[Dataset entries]
###
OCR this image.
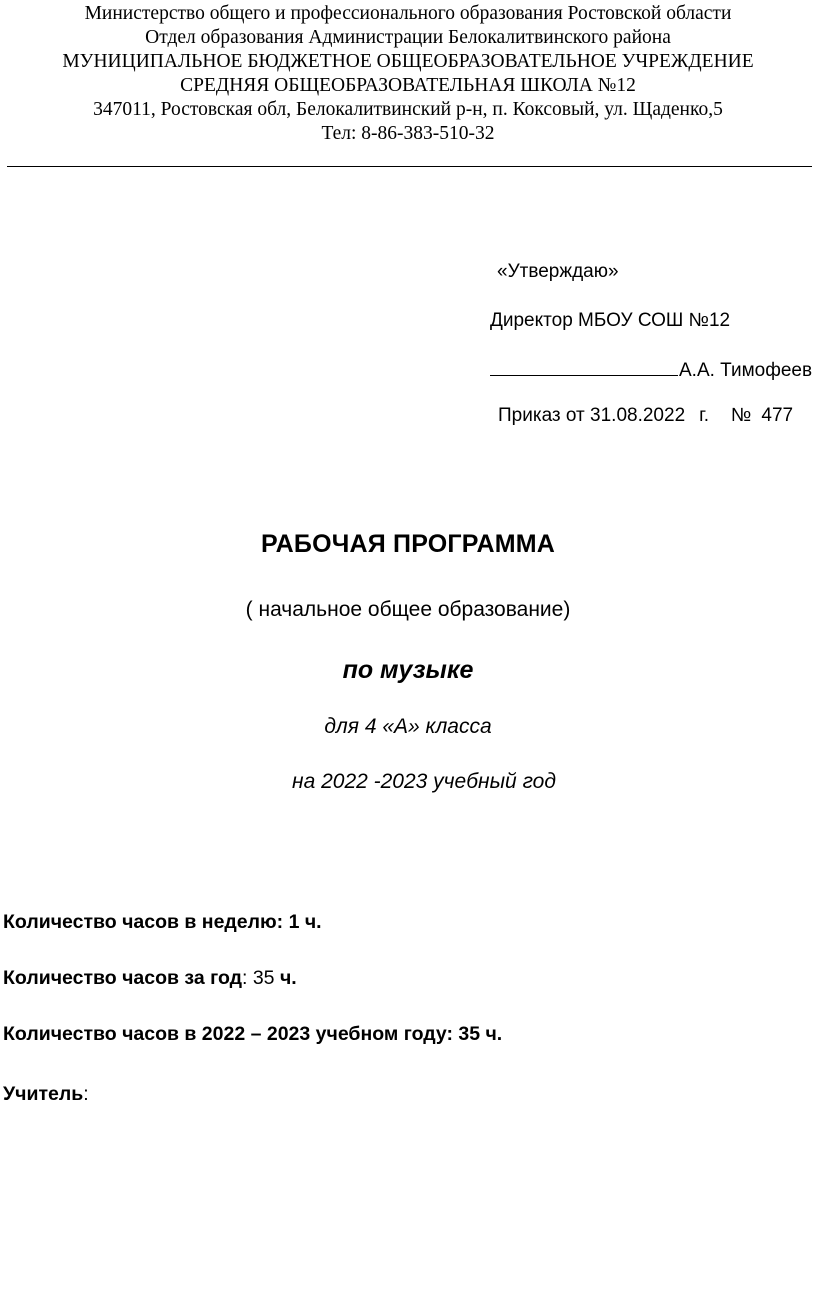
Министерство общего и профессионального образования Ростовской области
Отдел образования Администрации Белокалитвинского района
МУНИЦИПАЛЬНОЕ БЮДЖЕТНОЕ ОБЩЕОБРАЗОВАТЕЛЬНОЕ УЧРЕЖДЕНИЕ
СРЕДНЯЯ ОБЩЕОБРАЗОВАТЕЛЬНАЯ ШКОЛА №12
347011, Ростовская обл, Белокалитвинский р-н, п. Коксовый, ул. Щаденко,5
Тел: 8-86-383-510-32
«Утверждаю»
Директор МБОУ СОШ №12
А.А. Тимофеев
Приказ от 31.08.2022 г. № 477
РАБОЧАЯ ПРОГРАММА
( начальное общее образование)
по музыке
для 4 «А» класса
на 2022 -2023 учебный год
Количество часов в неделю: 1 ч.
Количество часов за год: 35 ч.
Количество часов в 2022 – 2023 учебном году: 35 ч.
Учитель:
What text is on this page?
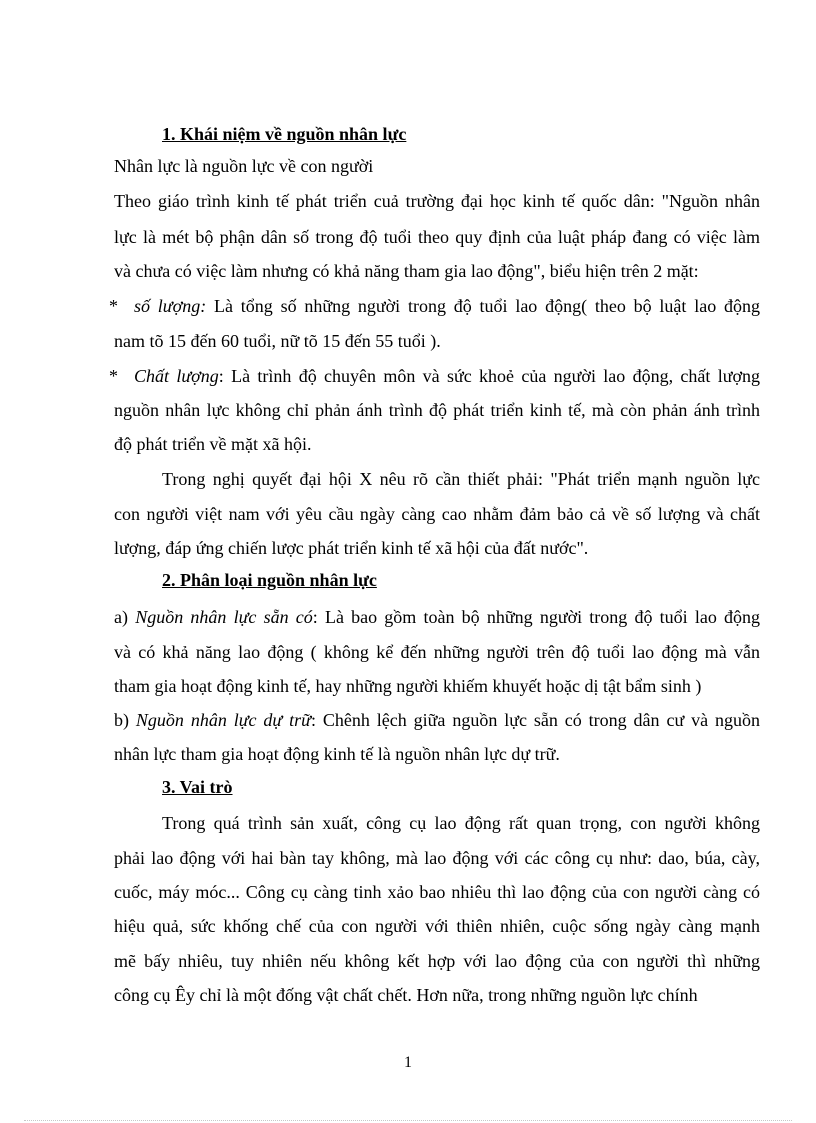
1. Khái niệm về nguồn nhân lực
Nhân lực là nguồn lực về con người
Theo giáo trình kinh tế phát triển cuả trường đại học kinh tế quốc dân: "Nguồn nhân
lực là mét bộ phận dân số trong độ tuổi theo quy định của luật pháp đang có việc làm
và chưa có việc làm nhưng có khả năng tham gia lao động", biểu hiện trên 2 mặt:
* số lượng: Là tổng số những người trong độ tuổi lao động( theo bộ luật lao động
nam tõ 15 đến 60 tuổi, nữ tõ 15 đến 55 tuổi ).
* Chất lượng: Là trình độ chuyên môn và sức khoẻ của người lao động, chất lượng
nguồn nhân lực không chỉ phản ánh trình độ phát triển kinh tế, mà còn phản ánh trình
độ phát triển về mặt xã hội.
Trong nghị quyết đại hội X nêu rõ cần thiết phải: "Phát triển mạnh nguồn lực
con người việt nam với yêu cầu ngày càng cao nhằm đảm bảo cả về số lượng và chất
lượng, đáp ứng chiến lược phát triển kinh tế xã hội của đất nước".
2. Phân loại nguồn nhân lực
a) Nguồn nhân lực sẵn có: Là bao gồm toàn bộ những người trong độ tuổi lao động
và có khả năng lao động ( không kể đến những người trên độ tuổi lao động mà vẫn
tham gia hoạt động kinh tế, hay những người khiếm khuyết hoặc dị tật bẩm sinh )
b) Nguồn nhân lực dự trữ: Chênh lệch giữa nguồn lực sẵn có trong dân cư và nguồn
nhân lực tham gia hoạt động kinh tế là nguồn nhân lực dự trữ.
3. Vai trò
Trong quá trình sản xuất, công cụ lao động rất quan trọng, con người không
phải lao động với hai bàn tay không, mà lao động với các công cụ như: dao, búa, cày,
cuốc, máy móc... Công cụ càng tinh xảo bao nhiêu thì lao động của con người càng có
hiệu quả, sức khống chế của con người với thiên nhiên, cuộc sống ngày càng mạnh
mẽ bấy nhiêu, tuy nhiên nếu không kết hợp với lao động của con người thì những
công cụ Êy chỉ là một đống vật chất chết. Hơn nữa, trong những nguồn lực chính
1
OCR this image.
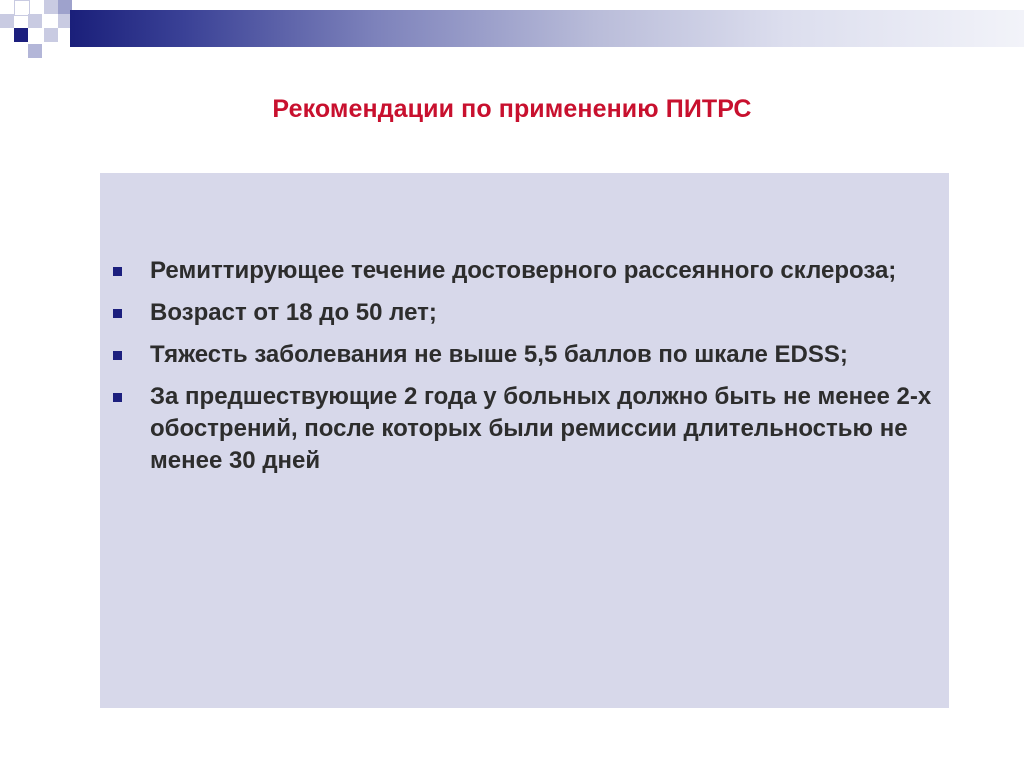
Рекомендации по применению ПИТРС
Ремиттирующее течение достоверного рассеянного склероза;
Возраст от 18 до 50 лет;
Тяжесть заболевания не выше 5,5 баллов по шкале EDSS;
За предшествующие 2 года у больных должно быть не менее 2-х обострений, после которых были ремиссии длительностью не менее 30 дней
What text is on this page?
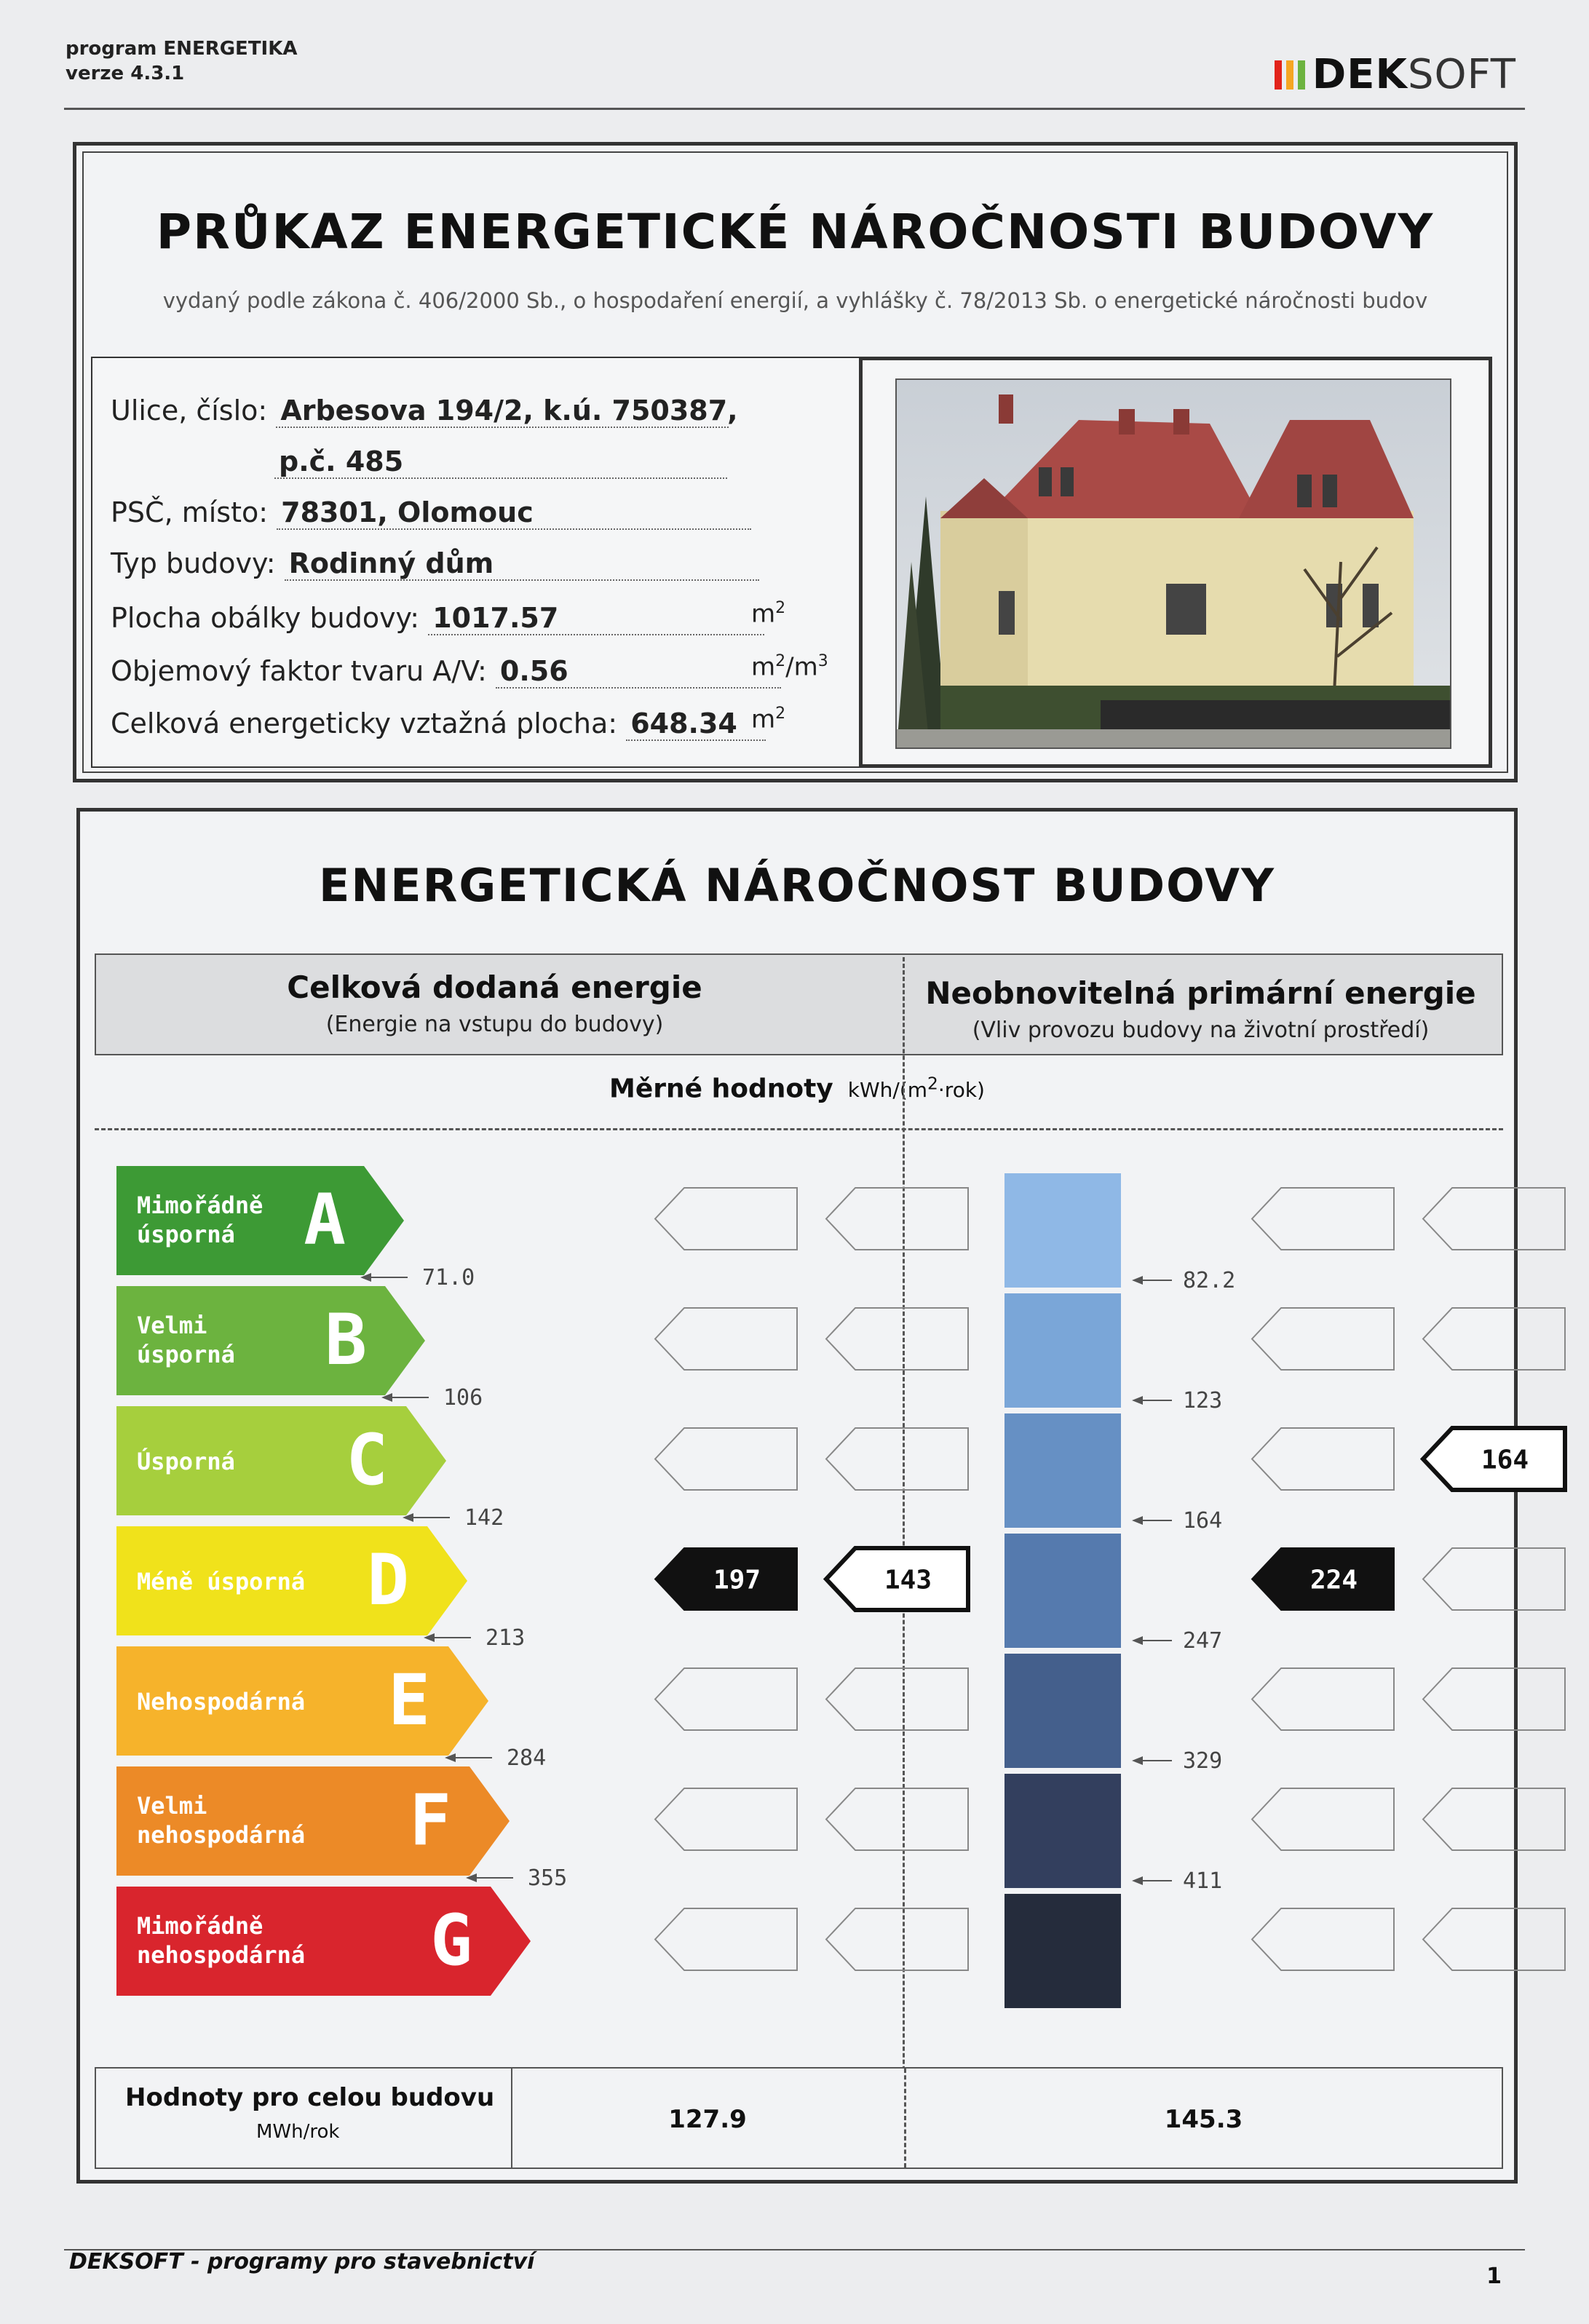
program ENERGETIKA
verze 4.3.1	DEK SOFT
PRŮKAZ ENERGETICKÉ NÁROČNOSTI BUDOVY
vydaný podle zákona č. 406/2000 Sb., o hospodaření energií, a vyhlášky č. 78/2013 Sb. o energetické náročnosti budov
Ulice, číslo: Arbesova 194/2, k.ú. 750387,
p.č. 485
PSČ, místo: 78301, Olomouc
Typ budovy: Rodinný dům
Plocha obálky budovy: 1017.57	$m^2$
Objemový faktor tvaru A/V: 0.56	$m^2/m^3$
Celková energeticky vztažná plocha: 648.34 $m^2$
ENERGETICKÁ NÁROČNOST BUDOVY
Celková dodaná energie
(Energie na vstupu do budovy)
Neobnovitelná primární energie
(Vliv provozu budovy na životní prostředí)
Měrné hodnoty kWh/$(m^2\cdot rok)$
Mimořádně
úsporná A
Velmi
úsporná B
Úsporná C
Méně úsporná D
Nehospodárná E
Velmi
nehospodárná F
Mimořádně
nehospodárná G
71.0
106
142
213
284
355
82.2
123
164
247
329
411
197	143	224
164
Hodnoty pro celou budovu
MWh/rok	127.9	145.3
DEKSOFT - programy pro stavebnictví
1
###
Task ▸
Set down all the entries exactly as they appear, but skip any pictures.

Full solution ▸
OCR this image.
Министерство общего и профессионального образования Ростовской области
Отдел образования Администрации Белокалитвинского района
МУНИЦИПАЛЬНОЕ БЮДЖЕТНОЕ ОБЩЕОБРАЗОВАТЕЛЬНОЕ УЧРЕЖДЕНИЕ
СРЕДНЯЯ ОБЩЕОБРАЗОВАТЕЛЬНАЯ ШКОЛА №12
347011, Ростовская обл, Белокалитвинский р-н, п. Коксовый, ул. Щаденко,5
Тел: 8-86-383-510-32
«Утверждаю»
Директор МБОУ СОШ №12
А.А. Тимофеев
Приказ от 31.08.2022 г. № 477
РАБОЧАЯ ПРОГРАММА
( начальное общее образование)
по музыке
для 4 «А» класса
на 2022 -2023 учебный год
Количество часов в неделю: 1 ч.
Количество часов за год: 35 ч.
Количество часов в 2022 – 2023 учебном году: 35 ч.
Учитель:
What text is on this page?
1. Khái niệm về nguồn nhân lực
Nhân lực là nguồn lực về con người
Theo giáo trình kinh tế phát triển cuả trường đại học kinh tế quốc dân: "Nguồn nhân
lực là mét bộ phận dân số trong độ tuổi theo quy định của luật pháp đang có việc làm
và chưa có việc làm nhưng có khả năng tham gia lao động", biểu hiện trên 2 mặt:
* số lượng: Là tổng số những người trong độ tuổi lao động( theo bộ luật lao động
nam tõ 15 đến 60 tuổi, nữ tõ 15 đến 55 tuổi ).
* Chất lượng: Là trình độ chuyên môn và sức khoẻ của người lao động, chất lượng
nguồn nhân lực không chỉ phản ánh trình độ phát triển kinh tế, mà còn phản ánh trình
độ phát triển về mặt xã hội.
Trong nghị quyết đại hội X nêu rõ cần thiết phải: "Phát triển mạnh nguồn lực
con người việt nam với yêu cầu ngày càng cao nhằm đảm bảo cả về số lượng và chất
lượng, đáp ứng chiến lược phát triển kinh tế xã hội của đất nước".
2. Phân loại nguồn nhân lực
a) Nguồn nhân lực sẵn có: Là bao gồm toàn bộ những người trong độ tuổi lao động
và có khả năng lao động ( không kể đến những người trên độ tuổi lao động mà vẫn
tham gia hoạt động kinh tế, hay những người khiếm khuyết hoặc dị tật bẩm sinh )
b) Nguồn nhân lực dự trữ: Chênh lệch giữa nguồn lực sẵn có trong dân cư và nguồn
nhân lực tham gia hoạt động kinh tế là nguồn nhân lực dự trữ.
3. Vai trò
Trong quá trình sản xuất, công cụ lao động rất quan trọng, con người không
phải lao động với hai bàn tay không, mà lao động với các công cụ như: dao, búa, cày,
cuốc, máy móc... Công cụ càng tinh xảo bao nhiêu thì lao động của con người càng có
hiệu quả, sức khống chế của con người với thiên nhiên, cuộc sống ngày càng mạnh
mẽ bấy nhiêu, tuy nhiên nếu không kết hợp với lao động của con người thì những
công cụ Êy chỉ là một đống vật chất chết. Hơn nữa, trong những nguồn lực chính
1
OCR this image.
Рекомендации по применению ПИТРС
Ремиттирующее течение достоверного рассеянного склероза;
Возраст от 18 до 50 лет;
Тяжесть заболевания не выше 5,5 баллов по шкале EDSS;
За предшествующие 2 года у больных должно быть не менее 2-х обострений, после которых были ремиссии длительностью не менее 30 дней
What text is on this page?
program ENERGETIKA
verze 4.3.1	DEK SOFT
PRŮKAZ ENERGETICKÉ NÁROČNOSTI BUDOVY
vydaný podle zákona č. 406/2000 Sb., o hospodaření energií, a vyhlášky č. 78/2013 Sb. o energetické náročnosti budov
Ulice, číslo: Arbesova 194/2, k.ú. 750387,
p.č. 485
PSČ, místo: 78301, Olomouc
Typ budovy: Rodinný dům
Plocha obálky budovy: 1017.57	$m^2$
Objemový faktor tvaru A/V: 0.56	$m^2/m^3$
Celková energeticky vztažná plocha: 648.34 $m^2$
ENERGETICKÁ NÁROČNOST BUDOVY
Celková dodaná energie
(Energie na vstupu do budovy)
Neobnovitelná primární energie
(Vliv provozu budovy na životní prostředí)
Měrné hodnoty kWh/$(m^2\cdot rok)$
Mimořádně
úsporná A
Velmi
úsporná B
Úsporná C
Méně úsporná D
Nehospodárná E
Velmi
nehospodárná F
Mimořádně
nehospodárná G
71.0
106
142
213
284
355
82.2
123
164
247
329
411
197	143	224
164
Hodnoty pro celou budovu
MWh/rok	127.9	145.3
DEKSOFT - programy pro stavebnictví
1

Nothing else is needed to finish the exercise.